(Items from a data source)
——
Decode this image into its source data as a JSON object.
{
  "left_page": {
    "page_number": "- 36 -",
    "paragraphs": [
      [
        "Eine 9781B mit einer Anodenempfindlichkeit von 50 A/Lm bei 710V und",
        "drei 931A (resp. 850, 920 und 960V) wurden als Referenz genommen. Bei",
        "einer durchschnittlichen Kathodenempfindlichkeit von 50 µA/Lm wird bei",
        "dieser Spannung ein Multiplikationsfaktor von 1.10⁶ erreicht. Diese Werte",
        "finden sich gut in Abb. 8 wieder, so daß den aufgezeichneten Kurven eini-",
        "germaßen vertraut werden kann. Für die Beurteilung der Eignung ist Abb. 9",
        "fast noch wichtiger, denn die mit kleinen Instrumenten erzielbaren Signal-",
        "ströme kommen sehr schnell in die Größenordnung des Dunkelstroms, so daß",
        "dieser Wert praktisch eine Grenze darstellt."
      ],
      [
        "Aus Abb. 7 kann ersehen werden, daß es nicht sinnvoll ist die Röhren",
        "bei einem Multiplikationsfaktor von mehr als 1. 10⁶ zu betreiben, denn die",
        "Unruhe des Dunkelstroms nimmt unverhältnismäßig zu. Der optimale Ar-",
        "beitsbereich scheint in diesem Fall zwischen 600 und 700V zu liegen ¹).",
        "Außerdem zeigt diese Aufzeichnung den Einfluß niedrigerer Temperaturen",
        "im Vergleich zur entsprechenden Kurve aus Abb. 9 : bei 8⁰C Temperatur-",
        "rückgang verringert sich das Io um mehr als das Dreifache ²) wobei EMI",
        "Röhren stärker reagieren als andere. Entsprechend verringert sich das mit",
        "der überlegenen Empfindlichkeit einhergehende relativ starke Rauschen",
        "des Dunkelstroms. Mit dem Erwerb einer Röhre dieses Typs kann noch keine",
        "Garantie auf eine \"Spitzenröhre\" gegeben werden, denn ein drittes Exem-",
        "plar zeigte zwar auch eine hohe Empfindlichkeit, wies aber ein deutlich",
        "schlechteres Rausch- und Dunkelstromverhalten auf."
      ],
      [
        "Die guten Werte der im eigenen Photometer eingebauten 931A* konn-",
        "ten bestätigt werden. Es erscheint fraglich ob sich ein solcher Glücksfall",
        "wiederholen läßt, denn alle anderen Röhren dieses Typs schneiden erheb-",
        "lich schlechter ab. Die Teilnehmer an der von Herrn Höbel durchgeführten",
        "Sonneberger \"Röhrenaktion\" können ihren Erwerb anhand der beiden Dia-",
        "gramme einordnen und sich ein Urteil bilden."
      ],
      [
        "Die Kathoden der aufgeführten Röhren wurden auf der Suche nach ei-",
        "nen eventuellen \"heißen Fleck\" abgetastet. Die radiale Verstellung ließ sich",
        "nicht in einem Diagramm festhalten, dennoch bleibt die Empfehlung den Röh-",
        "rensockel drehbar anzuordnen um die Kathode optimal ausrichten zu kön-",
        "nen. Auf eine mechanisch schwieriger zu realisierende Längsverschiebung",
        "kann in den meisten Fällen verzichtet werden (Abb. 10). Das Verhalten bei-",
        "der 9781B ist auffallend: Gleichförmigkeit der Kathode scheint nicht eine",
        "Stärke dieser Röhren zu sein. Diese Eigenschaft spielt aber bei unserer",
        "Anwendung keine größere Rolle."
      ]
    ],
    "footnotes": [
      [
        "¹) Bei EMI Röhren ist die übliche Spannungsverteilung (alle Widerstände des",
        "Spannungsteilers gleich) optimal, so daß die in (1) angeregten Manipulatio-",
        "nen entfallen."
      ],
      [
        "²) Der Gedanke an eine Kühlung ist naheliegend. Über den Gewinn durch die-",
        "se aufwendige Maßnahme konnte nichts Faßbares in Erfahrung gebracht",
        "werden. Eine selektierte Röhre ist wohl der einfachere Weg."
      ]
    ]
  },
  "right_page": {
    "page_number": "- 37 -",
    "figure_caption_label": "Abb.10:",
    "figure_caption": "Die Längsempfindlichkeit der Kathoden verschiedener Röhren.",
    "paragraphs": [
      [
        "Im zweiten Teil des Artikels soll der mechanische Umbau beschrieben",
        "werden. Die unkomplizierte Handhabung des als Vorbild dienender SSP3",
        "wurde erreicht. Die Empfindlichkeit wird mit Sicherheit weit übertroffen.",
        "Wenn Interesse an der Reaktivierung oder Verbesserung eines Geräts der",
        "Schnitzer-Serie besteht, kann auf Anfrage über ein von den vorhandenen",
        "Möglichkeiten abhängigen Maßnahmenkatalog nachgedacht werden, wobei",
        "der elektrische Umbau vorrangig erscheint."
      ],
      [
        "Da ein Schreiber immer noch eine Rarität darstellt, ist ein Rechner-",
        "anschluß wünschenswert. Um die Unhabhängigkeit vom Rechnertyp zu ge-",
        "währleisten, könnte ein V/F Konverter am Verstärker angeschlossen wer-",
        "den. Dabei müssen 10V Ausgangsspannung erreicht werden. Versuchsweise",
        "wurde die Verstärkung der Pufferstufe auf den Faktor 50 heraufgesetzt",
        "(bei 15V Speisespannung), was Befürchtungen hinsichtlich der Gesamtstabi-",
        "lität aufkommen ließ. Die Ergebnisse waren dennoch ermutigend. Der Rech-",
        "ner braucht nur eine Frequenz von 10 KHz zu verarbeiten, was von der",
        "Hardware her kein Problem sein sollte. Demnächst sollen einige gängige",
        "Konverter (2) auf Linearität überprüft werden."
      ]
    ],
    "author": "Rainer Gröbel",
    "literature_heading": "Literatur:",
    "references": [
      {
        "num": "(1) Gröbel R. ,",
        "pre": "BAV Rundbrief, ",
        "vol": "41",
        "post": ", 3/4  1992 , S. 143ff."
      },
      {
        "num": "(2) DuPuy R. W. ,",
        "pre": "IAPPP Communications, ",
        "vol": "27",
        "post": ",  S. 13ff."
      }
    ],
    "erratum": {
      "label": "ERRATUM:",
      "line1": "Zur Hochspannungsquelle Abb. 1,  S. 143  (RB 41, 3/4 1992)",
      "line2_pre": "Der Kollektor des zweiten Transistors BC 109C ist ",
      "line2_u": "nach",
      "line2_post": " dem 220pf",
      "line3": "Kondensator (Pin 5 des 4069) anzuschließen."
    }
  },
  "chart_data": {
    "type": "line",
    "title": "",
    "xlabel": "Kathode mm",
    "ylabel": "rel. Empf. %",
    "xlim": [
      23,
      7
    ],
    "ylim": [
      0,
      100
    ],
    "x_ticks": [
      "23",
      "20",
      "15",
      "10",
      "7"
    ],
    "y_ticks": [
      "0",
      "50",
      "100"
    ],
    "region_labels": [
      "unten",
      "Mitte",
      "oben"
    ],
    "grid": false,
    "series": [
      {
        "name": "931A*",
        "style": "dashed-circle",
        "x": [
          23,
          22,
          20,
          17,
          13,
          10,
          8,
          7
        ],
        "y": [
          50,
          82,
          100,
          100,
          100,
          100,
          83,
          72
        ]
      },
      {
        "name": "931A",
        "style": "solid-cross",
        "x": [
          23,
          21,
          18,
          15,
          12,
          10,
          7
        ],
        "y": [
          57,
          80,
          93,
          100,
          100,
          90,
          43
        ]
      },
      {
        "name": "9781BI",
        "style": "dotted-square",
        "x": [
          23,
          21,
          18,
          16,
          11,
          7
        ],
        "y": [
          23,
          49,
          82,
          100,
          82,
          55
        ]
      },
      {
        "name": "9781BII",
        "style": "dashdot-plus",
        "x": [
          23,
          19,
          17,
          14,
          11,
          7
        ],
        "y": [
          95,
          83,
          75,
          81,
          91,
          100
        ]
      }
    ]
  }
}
——
◆ **WHAT NEEDS TO BE DONE**: What do the records say? Quote them all exactly.

◆ **REPLY TO THE TASK**:
Decode this image into its source data as a JSON object.
{
  "left_page": {
    "page_number": "- 36 -",
    "paragraphs": [
      [
        "Eine 9781B mit einer Anodenempfindlichkeit von 50 A/Lm bei 710V und",
        "drei 931A (resp. 850, 920 und 960V) wurden als Referenz genommen. Bei",
        "einer durchschnittlichen Kathodenempfindlichkeit von 50 µA/Lm wird bei",
        "dieser Spannung ein Multiplikationsfaktor von 1.10⁶ erreicht. Diese Werte",
        "finden sich gut in Abb. 8 wieder, so daß den aufgezeichneten Kurven eini-",
        "germaßen vertraut werden kann. Für die Beurteilung der Eignung ist Abb. 9",
        "fast noch wichtiger, denn die mit kleinen Instrumenten erzielbaren Signal-",
        "ströme kommen sehr schnell in die Größenordnung des Dunkelstroms, so daß",
        "dieser Wert praktisch eine Grenze darstellt."
      ],
      [
        "Aus Abb. 7 kann ersehen werden, daß es nicht sinnvoll ist die Röhren",
        "bei einem Multiplikationsfaktor von mehr als 1. 10⁶ zu betreiben, denn die",
        "Unruhe des Dunkelstroms nimmt unverhältnismäßig zu. Der optimale Ar-",
        "beitsbereich scheint in diesem Fall zwischen 600 und 700V zu liegen ¹).",
        "Außerdem zeigt diese Aufzeichnung den Einfluß niedrigerer Temperaturen",
        "im Vergleich zur entsprechenden Kurve aus Abb. 9 : bei 8⁰C Temperatur-",
        "rückgang verringert sich das Io um mehr als das Dreifache ²) wobei EMI",
        "Röhren stärker reagieren als andere. Entsprechend verringert sich das mit",
        "der überlegenen Empfindlichkeit einhergehende relativ starke Rauschen",
        "des Dunkelstroms. Mit dem Erwerb einer Röhre dieses Typs kann noch keine",
        "Garantie auf eine \"Spitzenröhre\" gegeben werden, denn ein drittes Exem-",
        "plar zeigte zwar auch eine hohe Empfindlichkeit, wies aber ein deutlich",
        "schlechteres Rausch- und Dunkelstromverhalten auf."
      ],
      [
        "Die guten Werte der im eigenen Photometer eingebauten 931A* konn-",
        "ten bestätigt werden. Es erscheint fraglich ob sich ein solcher Glücksfall",
        "wiederholen läßt, denn alle anderen Röhren dieses Typs schneiden erheb-",
        "lich schlechter ab. Die Teilnehmer an der von Herrn Höbel durchgeführten",
        "Sonneberger \"Röhrenaktion\" können ihren Erwerb anhand der beiden Dia-",
        "gramme einordnen und sich ein Urteil bilden."
      ],
      [
        "Die Kathoden der aufgeführten Röhren wurden auf der Suche nach ei-",
        "nen eventuellen \"heißen Fleck\" abgetastet. Die radiale Verstellung ließ sich",
        "nicht in einem Diagramm festhalten, dennoch bleibt die Empfehlung den Röh-",
        "rensockel drehbar anzuordnen um die Kathode optimal ausrichten zu kön-",
        "nen. Auf eine mechanisch schwieriger zu realisierende Längsverschiebung",
        "kann in den meisten Fällen verzichtet werden (Abb. 10). Das Verhalten bei-",
        "der 9781B ist auffallend: Gleichförmigkeit der Kathode scheint nicht eine",
        "Stärke dieser Röhren zu sein. Diese Eigenschaft spielt aber bei unserer",
        "Anwendung keine größere Rolle."
      ]
    ],
    "footnotes": [
      [
        "¹) Bei EMI Röhren ist die übliche Spannungsverteilung (alle Widerstände des",
        "Spannungsteilers gleich) optimal, so daß die in (1) angeregten Manipulatio-",
        "nen entfallen."
      ],
      [
        "²) Der Gedanke an eine Kühlung ist naheliegend. Über den Gewinn durch die-",
        "se aufwendige Maßnahme konnte nichts Faßbares in Erfahrung gebracht",
        "werden. Eine selektierte Röhre ist wohl der einfachere Weg."
      ]
    ]
  },
  "right_page": {
    "page_number": "- 37 -",
    "figure_caption_label": "Abb.10:",
    "figure_caption": "Die Längsempfindlichkeit der Kathoden verschiedener Röhren.",
    "paragraphs": [
      [
        "Im zweiten Teil des Artikels soll der mechanische Umbau beschrieben",
        "werden. Die unkomplizierte Handhabung des als Vorbild dienender SSP3",
        "wurde erreicht. Die Empfindlichkeit wird mit Sicherheit weit übertroffen.",
        "Wenn Interesse an der Reaktivierung oder Verbesserung eines Geräts der",
        "Schnitzer-Serie besteht, kann auf Anfrage über ein von den vorhandenen",
        "Möglichkeiten abhängigen Maßnahmenkatalog nachgedacht werden, wobei",
        "der elektrische Umbau vorrangig erscheint."
      ],
      [
        "Da ein Schreiber immer noch eine Rarität darstellt, ist ein Rechner-",
        "anschluß wünschenswert. Um die Unhabhängigkeit vom Rechnertyp zu ge-",
        "währleisten, könnte ein V/F Konverter am Verstärker angeschlossen wer-",
        "den. Dabei müssen 10V Ausgangsspannung erreicht werden. Versuchsweise",
        "wurde die Verstärkung der Pufferstufe auf den Faktor 50 heraufgesetzt",
        "(bei 15V Speisespannung), was Befürchtungen hinsichtlich der Gesamtstabi-",
        "lität aufkommen ließ. Die Ergebnisse waren dennoch ermutigend. Der Rech-",
        "ner braucht nur eine Frequenz von 10 KHz zu verarbeiten, was von der",
        "Hardware her kein Problem sein sollte. Demnächst sollen einige gängige",
        "Konverter (2) auf Linearität überprüft werden."
      ]
    ],
    "author": "Rainer Gröbel",
    "literature_heading": "Literatur:",
    "references": [
      {
        "num": "(1) Gröbel R. ,",
        "pre": "BAV Rundbrief, ",
        "vol": "41",
        "post": ", 3/4  1992 , S. 143ff."
      },
      {
        "num": "(2) DuPuy R. W. ,",
        "pre": "IAPPP Communications, ",
        "vol": "27",
        "post": ",  S. 13ff."
      }
    ],
    "erratum": {
      "label": "ERRATUM:",
      "line1": "Zur Hochspannungsquelle Abb. 1,  S. 143  (RB 41, 3/4 1992)",
      "line2_pre": "Der Kollektor des zweiten Transistors BC 109C ist ",
      "line2_u": "nach",
      "line2_post": " dem 220pf",
      "line3": "Kondensator (Pin 5 des 4069) anzuschließen."
    }
  },
  "chart_data": {
    "type": "line",
    "title": "",
    "xlabel": "Kathode mm",
    "ylabel": "rel. Empf. %",
    "xlim": [
      23,
      7
    ],
    "ylim": [
      0,
      100
    ],
    "x_ticks": [
      "23",
      "20",
      "15",
      "10",
      "7"
    ],
    "y_ticks": [
      "0",
      "50",
      "100"
    ],
    "region_labels": [
      "unten",
      "Mitte",
      "oben"
    ],
    "grid": false,
    "series": [
      {
        "name": "931A*",
        "style": "dashed-circle",
        "x": [
          23,
          22,
          20,
          17,
          13,
          10,
          8,
          7
        ],
        "y": [
          50,
          82,
          100,
          100,
          100,
          100,
          83,
          72
        ]
      },
      {
        "name": "931A",
        "style": "solid-cross",
        "x": [
          23,
          21,
          18,
          15,
          12,
          10,
          7
        ],
        "y": [
          57,
          80,
          93,
          100,
          100,
          90,
          43
        ]
      },
      {
        "name": "9781BI",
        "style": "dotted-square",
        "x": [
          23,
          21,
          18,
          16,
          11,
          7
        ],
        "y": [
          23,
          49,
          82,
          100,
          82,
          55
        ]
      },
      {
        "name": "9781BII",
        "style": "dashdot-plus",
        "x": [
          23,
          19,
          17,
          14,
          11,
          7
        ],
        "y": [
          95,
          83,
          75,
          81,
          91,
          100
        ]
      }
    ]
  }
}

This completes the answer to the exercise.